◆ **INSTRUCTIONS FOR THE TASK**
Print every entry word for word, but omit the pictures.

*****

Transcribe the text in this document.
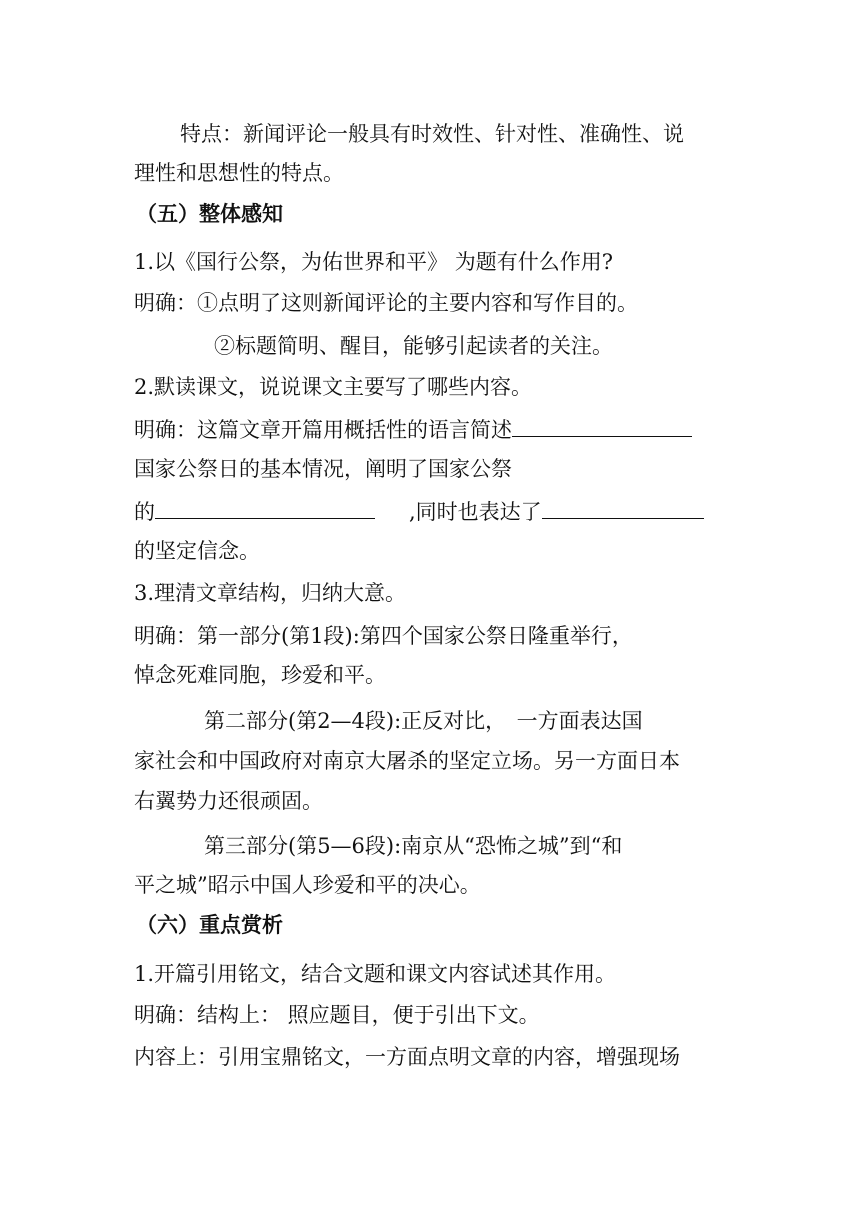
特点：新闻评论一般具有时效性、针对性、准确性、说
理性和思想性的特点。
（五）整体感知
1.以《国行公祭，为佑世界和平》 为题有什么作用?
明确：①点明了这则新闻评论的主要内容和写作目的。
②标题简明、醒目，能够引起读者的关注。
2.默读课文，说说课文主要写了哪些内容。
明确：这篇文章开篇用概括性的语言简述
国家公祭日的基本情况，阐明了国家公祭
的	,同时也表达了
的坚定信念。
3.理清文章结构，归纳大意。
明确：第一部分(第1段):第四个国家公祭日隆重举行，
悼念死难同胞，珍爱和平。
第二部分(第2—4段):正反对比，　一方面表达国
家社会和中国政府对南京大屠杀的坚定立场。另一方面日本
右翼势力还很顽固。
第三部分(第5—6段):南京从“恐怖之城”到“和
平之城”昭示中国人珍爱和平的决心。
（六）重点赏析
1.开篇引用铭文，结合文题和课文内容试述其作用。
明确：结构上： 照应题目，便于引出下文。
内容上：引用宝鼎铭文，一方面点明文章的内容，增强现场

*****

◆ **TASK ANSWER**
Transcribe the text in this document.
特点：新闻评论一般具有时效性、针对性、准确性、说
理性和思想性的特点。
（五）整体感知
1.以《国行公祭，为佑世界和平》 为题有什么作用?
明确：①点明了这则新闻评论的主要内容和写作目的。
②标题简明、醒目，能够引起读者的关注。
2.默读课文，说说课文主要写了哪些内容。
明确：这篇文章开篇用概括性的语言简述
国家公祭日的基本情况，阐明了国家公祭
的	,同时也表达了
的坚定信念。
3.理清文章结构，归纳大意。
明确：第一部分(第1段):第四个国家公祭日隆重举行，
悼念死难同胞，珍爱和平。
第二部分(第2—4段):正反对比，　一方面表达国
家社会和中国政府对南京大屠杀的坚定立场。另一方面日本
右翼势力还很顽固。
第三部分(第5—6段):南京从“恐怖之城”到“和
平之城”昭示中国人珍爱和平的决心。
（六）重点赏析
1.开篇引用铭文，结合文题和课文内容试述其作用。
明确：结构上： 照应题目，便于引出下文。
内容上：引用宝鼎铭文，一方面点明文章的内容，增强现场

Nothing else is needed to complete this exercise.